_Aim of the task_.
Exactly reproduce the entries, dropping any pictures from your copy.

—————

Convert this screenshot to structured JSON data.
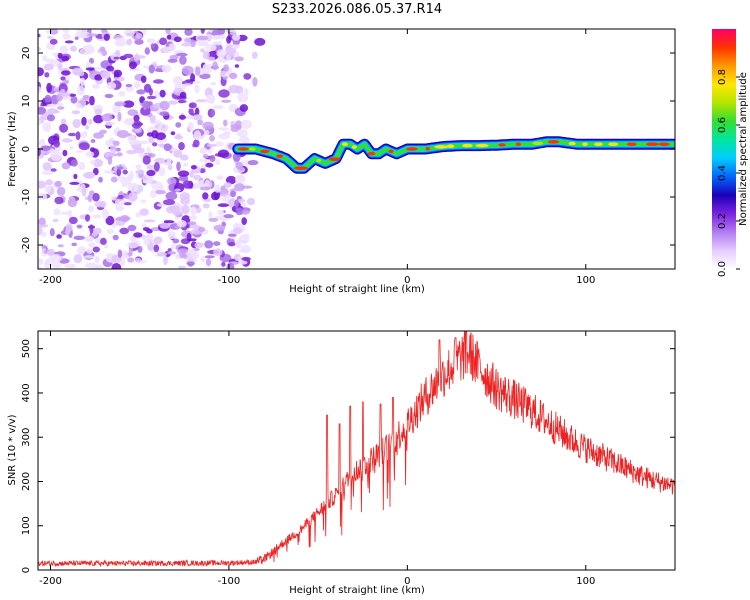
{
  "title": "S233.2026.086.05.37.R14",
  "chart_data": [
    {
      "type": "heatmap",
      "name": "spectrogram",
      "xlabel": "Height of straight line (km)",
      "ylabel": "Frequency (Hz)",
      "xlim": [
        -207,
        150
      ],
      "ylim": [
        -25,
        25
      ],
      "xticks": [
        -200,
        -100,
        0,
        100
      ],
      "yticks": [
        -20,
        -10,
        0,
        10,
        20
      ],
      "noise_region_x": [
        -207,
        -90
      ],
      "signal_start_x": -95,
      "ridge_frequency": {
        "x": [
          -95,
          -85,
          -75,
          -68,
          -62,
          -58,
          -52,
          -46,
          -40,
          -36,
          -32,
          -28,
          -24,
          -20,
          -16,
          -12,
          -6,
          0,
          10,
          20,
          30,
          40,
          50,
          60,
          70,
          78,
          85,
          95,
          110,
          125,
          140,
          150
        ],
        "freq": [
          0,
          0,
          -1,
          -2,
          -4,
          -4,
          -2,
          -3,
          -2,
          1,
          1,
          0,
          1,
          -1,
          -1,
          0,
          -1,
          0,
          0,
          0.5,
          0.7,
          0.7,
          0.8,
          1,
          1,
          1.5,
          1.5,
          1,
          1,
          1,
          1,
          1
        ]
      },
      "colorbar": {
        "label": "Normalized spectral amplitude",
        "range": [
          0,
          1
        ],
        "ticks": [
          "0.0",
          "0.2",
          "0.4",
          "0.6",
          "0.8"
        ],
        "colors": [
          "#ffffff",
          "#e6ccff",
          "#b27cf2",
          "#7b22e0",
          "#1a00b8",
          "#0066ff",
          "#00ccff",
          "#00e6a0",
          "#33dd33",
          "#b4e600",
          "#ffe600",
          "#ff9900",
          "#ff3300",
          "#ff0066"
        ]
      }
    },
    {
      "type": "line",
      "name": "snr",
      "xlabel": "Height of straight line (km)",
      "ylabel": "SNR (10 * v/v)",
      "xlim": [
        -207,
        150
      ],
      "ylim": [
        0,
        540
      ],
      "xticks": [
        -200,
        -100,
        0,
        100
      ],
      "yticks": [
        0,
        100,
        200,
        300,
        400,
        500
      ],
      "color": "#ee2222",
      "envelope": {
        "x": [
          -207,
          -150,
          -100,
          -85,
          -80,
          -70,
          -60,
          -50,
          -40,
          -30,
          -20,
          -10,
          0,
          10,
          20,
          30,
          35,
          40,
          50,
          60,
          70,
          80,
          90,
          100,
          110,
          120,
          130,
          140,
          150
        ],
        "y": [
          15,
          15,
          16,
          18,
          25,
          60,
          90,
          130,
          170,
          220,
          250,
          280,
          330,
          390,
          440,
          480,
          490,
          460,
          410,
          385,
          360,
          330,
          300,
          275,
          255,
          235,
          215,
          200,
          190
        ]
      },
      "spikes": [
        {
          "x": -45,
          "y": 350
        },
        {
          "x": -38,
          "y": 330
        },
        {
          "x": -32,
          "y": 370
        },
        {
          "x": -25,
          "y": 380
        },
        {
          "x": -15,
          "y": 375
        },
        {
          "x": -8,
          "y": 390
        },
        {
          "x": 18,
          "y": 520
        },
        {
          "x": 27,
          "y": 525
        },
        {
          "x": 33,
          "y": 540
        }
      ]
    }
  ]
}
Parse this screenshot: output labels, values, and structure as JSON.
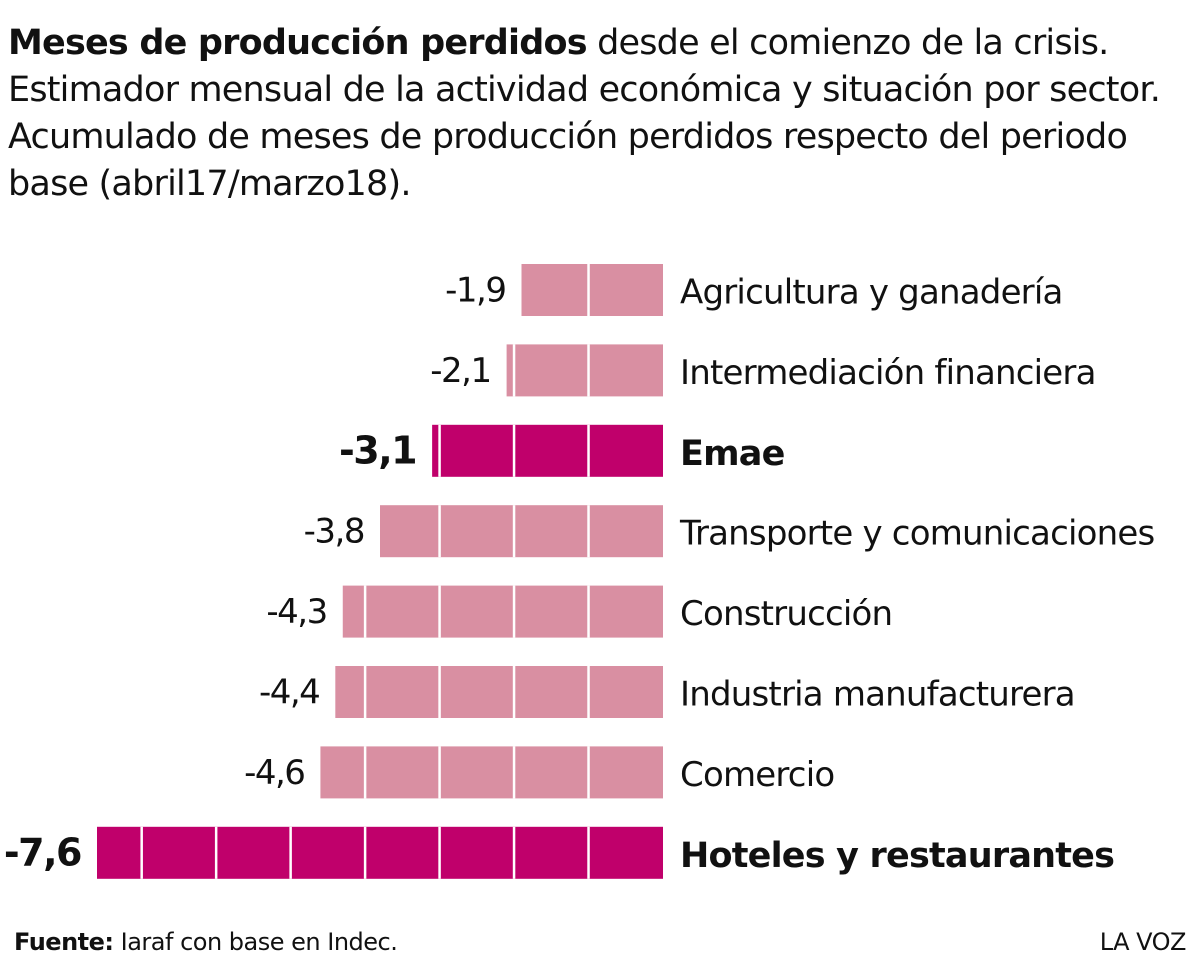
{
  "chart_data": {
    "type": "hbar",
    "title": "Meses de producción perdidos",
    "subtitle": "desde el comienzo de la crisis. Estimador mensual de la actividad económica y situación por sector. Acumulado de meses de producción perdidos respecto del periodo base (abril17/marzo18).",
    "categories": [
      "Agricultura y ganadería",
      "Intermediación financiera",
      "Emae",
      "Transporte y comunicaciones",
      "Construcción",
      "Industria manufacturera",
      "Comercio",
      "Hoteles y restaurantes"
    ],
    "values": [
      -1.9,
      -2.1,
      -3.1,
      -3.8,
      -4.3,
      -4.4,
      -4.6,
      -7.6
    ],
    "value_labels": [
      "-1,9",
      "-2,1",
      "-3,1",
      "-3,8",
      "-4,3",
      "-4,4",
      "-4,6",
      "-7,6"
    ],
    "colors": [
      "#d98fa2",
      "#d98fa2",
      "#c0006b",
      "#d98fa2",
      "#d98fa2",
      "#d98fa2",
      "#d98fa2",
      "#c0006b"
    ],
    "emphasis": [
      false,
      false,
      true,
      false,
      false,
      false,
      false,
      true
    ]
  },
  "footer": {
    "source_label": "Fuente:",
    "source": "Iaraf con base en Indec.",
    "brand": "LA VOZ"
  }
}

—————

_Response below_.
Convert this screenshot to structured JSON data.
{
  "title": "S233.2026.086.05.37.R14",
  "chart_data": [
    {
      "type": "heatmap",
      "name": "spectrogram",
      "xlabel": "Height of straight line (km)",
      "ylabel": "Frequency (Hz)",
      "xlim": [
        -207,
        150
      ],
      "ylim": [
        -25,
        25
      ],
      "xticks": [
        -200,
        -100,
        0,
        100
      ],
      "yticks": [
        -20,
        -10,
        0,
        10,
        20
      ],
      "noise_region_x": [
        -207,
        -90
      ],
      "signal_start_x": -95,
      "ridge_frequency": {
        "x": [
          -95,
          -85,
          -75,
          -68,
          -62,
          -58,
          -52,
          -46,
          -40,
          -36,
          -32,
          -28,
          -24,
          -20,
          -16,
          -12,
          -6,
          0,
          10,
          20,
          30,
          40,
          50,
          60,
          70,
          78,
          85,
          95,
          110,
          125,
          140,
          150
        ],
        "freq": [
          0,
          0,
          -1,
          -2,
          -4,
          -4,
          -2,
          -3,
          -2,
          1,
          1,
          0,
          1,
          -1,
          -1,
          0,
          -1,
          0,
          0,
          0.5,
          0.7,
          0.7,
          0.8,
          1,
          1,
          1.5,
          1.5,
          1,
          1,
          1,
          1,
          1
        ]
      },
      "colorbar": {
        "label": "Normalized spectral amplitude",
        "range": [
          0,
          1
        ],
        "ticks": [
          "0.0",
          "0.2",
          "0.4",
          "0.6",
          "0.8"
        ],
        "colors": [
          "#ffffff",
          "#e6ccff",
          "#b27cf2",
          "#7b22e0",
          "#1a00b8",
          "#0066ff",
          "#00ccff",
          "#00e6a0",
          "#33dd33",
          "#b4e600",
          "#ffe600",
          "#ff9900",
          "#ff3300",
          "#ff0066"
        ]
      }
    },
    {
      "type": "line",
      "name": "snr",
      "xlabel": "Height of straight line (km)",
      "ylabel": "SNR (10 * v/v)",
      "xlim": [
        -207,
        150
      ],
      "ylim": [
        0,
        540
      ],
      "xticks": [
        -200,
        -100,
        0,
        100
      ],
      "yticks": [
        0,
        100,
        200,
        300,
        400,
        500
      ],
      "color": "#ee2222",
      "envelope": {
        "x": [
          -207,
          -150,
          -100,
          -85,
          -80,
          -70,
          -60,
          -50,
          -40,
          -30,
          -20,
          -10,
          0,
          10,
          20,
          30,
          35,
          40,
          50,
          60,
          70,
          80,
          90,
          100,
          110,
          120,
          130,
          140,
          150
        ],
        "y": [
          15,
          15,
          16,
          18,
          25,
          60,
          90,
          130,
          170,
          220,
          250,
          280,
          330,
          390,
          440,
          480,
          490,
          460,
          410,
          385,
          360,
          330,
          300,
          275,
          255,
          235,
          215,
          200,
          190
        ]
      },
      "spikes": [
        {
          "x": -45,
          "y": 350
        },
        {
          "x": -38,
          "y": 330
        },
        {
          "x": -32,
          "y": 370
        },
        {
          "x": -25,
          "y": 380
        },
        {
          "x": -15,
          "y": 375
        },
        {
          "x": -8,
          "y": 390
        },
        {
          "x": 18,
          "y": 520
        },
        {
          "x": 27,
          "y": 525
        },
        {
          "x": 33,
          "y": 540
        }
      ]
    }
  ]
}
Parse this screenshot: output labels, values, and structure as JSON.
{
  "chart_data": {
    "type": "hbar",
    "title": "Meses de producción perdidos",
    "subtitle": "desde el comienzo de la crisis. Estimador mensual de la actividad económica y situación por sector. Acumulado de meses de producción perdidos respecto del periodo base (abril17/marzo18).",
    "categories": [
      "Agricultura y ganadería",
      "Intermediación financiera",
      "Emae",
      "Transporte y comunicaciones",
      "Construcción",
      "Industria manufacturera",
      "Comercio",
      "Hoteles y restaurantes"
    ],
    "values": [
      -1.9,
      -2.1,
      -3.1,
      -3.8,
      -4.3,
      -4.4,
      -4.6,
      -7.6
    ],
    "value_labels": [
      "-1,9",
      "-2,1",
      "-3,1",
      "-3,8",
      "-4,3",
      "-4,4",
      "-4,6",
      "-7,6"
    ],
    "colors": [
      "#d98fa2",
      "#d98fa2",
      "#c0006b",
      "#d98fa2",
      "#d98fa2",
      "#d98fa2",
      "#d98fa2",
      "#c0006b"
    ],
    "emphasis": [
      false,
      false,
      true,
      false,
      false,
      false,
      false,
      true
    ]
  },
  "footer": {
    "source_label": "Fuente:",
    "source": "Iaraf con base en Indec.",
    "brand": "LA VOZ"
  }
}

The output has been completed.